--- start PROVIDED MATERIAL ---
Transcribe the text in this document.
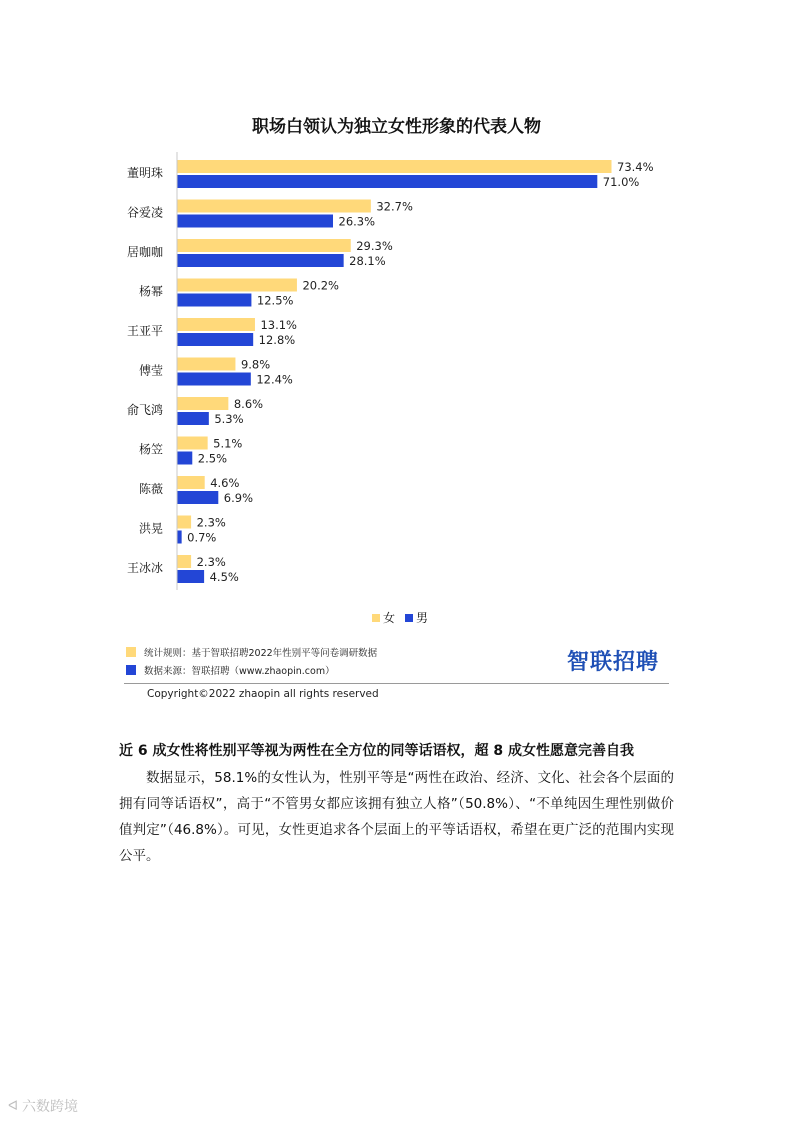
职场白领认为独立女性形象的代表人物
董明珠	73.4%
71.0%
谷爱凌	32.7%
26.3%
居咖咖	29.3%
28.1%
杨幂	20.2%
12.5%
王亚平	13.1%
12.8%
傅莹	9.8%
12.4%
俞飞鸿	8.6%
5.3%
杨笠	5.1%
2.5%
陈薇	4.6%
6.9%
洪晃	2.3%
0.7%
王冰冰	2.3%
4.5%
女 男
统计规则：基于智联招聘2022年性别平等问卷调研数据
数据来源：智联招聘（www.zhaopin.com）	智联招聘
Copyright©2022 zhaopin all rights reserved
近 6 成女性将性别平等视为两性在全方位的同等话语权，超 8 成女性愿意完善自我
数据显示，58.1%的女性认为，性别平等是“两性在政治、经济、文化、社会各个层面的拥有同等话语权”，高于“不管男女都应该拥有独立人格”（50.8%）、“不单纯因生理性别做价值判定”（46.8%）。可见，女性更追求各个层面上的平等话语权，希望在更广泛的范围内实现公平。
ᐊ 六数跨境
--- end PROVIDED MATERIAL ---
WHAT YOU HAVE TO DO
Quote the data above in full and without alteration; skip the pictures.

ANSWER
Transcribe the text in this document.
职场白领认为独立女性形象的代表人物
董明珠	73.4%
71.0%
谷爱凌	32.7%
26.3%
居咖咖	29.3%
28.1%
杨幂	20.2%
12.5%
王亚平	13.1%
12.8%
傅莹	9.8%
12.4%
俞飞鸿	8.6%
5.3%
杨笠	5.1%
2.5%
陈薇	4.6%
6.9%
洪晃	2.3%
0.7%
王冰冰	2.3%
4.5%
女 男
统计规则：基于智联招聘2022年性别平等问卷调研数据
数据来源：智联招聘（www.zhaopin.com）	智联招聘
Copyright©2022 zhaopin all rights reserved
近 6 成女性将性别平等视为两性在全方位的同等话语权，超 8 成女性愿意完善自我
数据显示，58.1%的女性认为，性别平等是“两性在政治、经济、文化、社会各个层面的拥有同等话语权”，高于“不管男女都应该拥有独立人格”（50.8%）、“不单纯因生理性别做价值判定”（46.8%）。可见，女性更追求各个层面上的平等话语权，希望在更广泛的范围内实现公平。
ᐊ 六数跨境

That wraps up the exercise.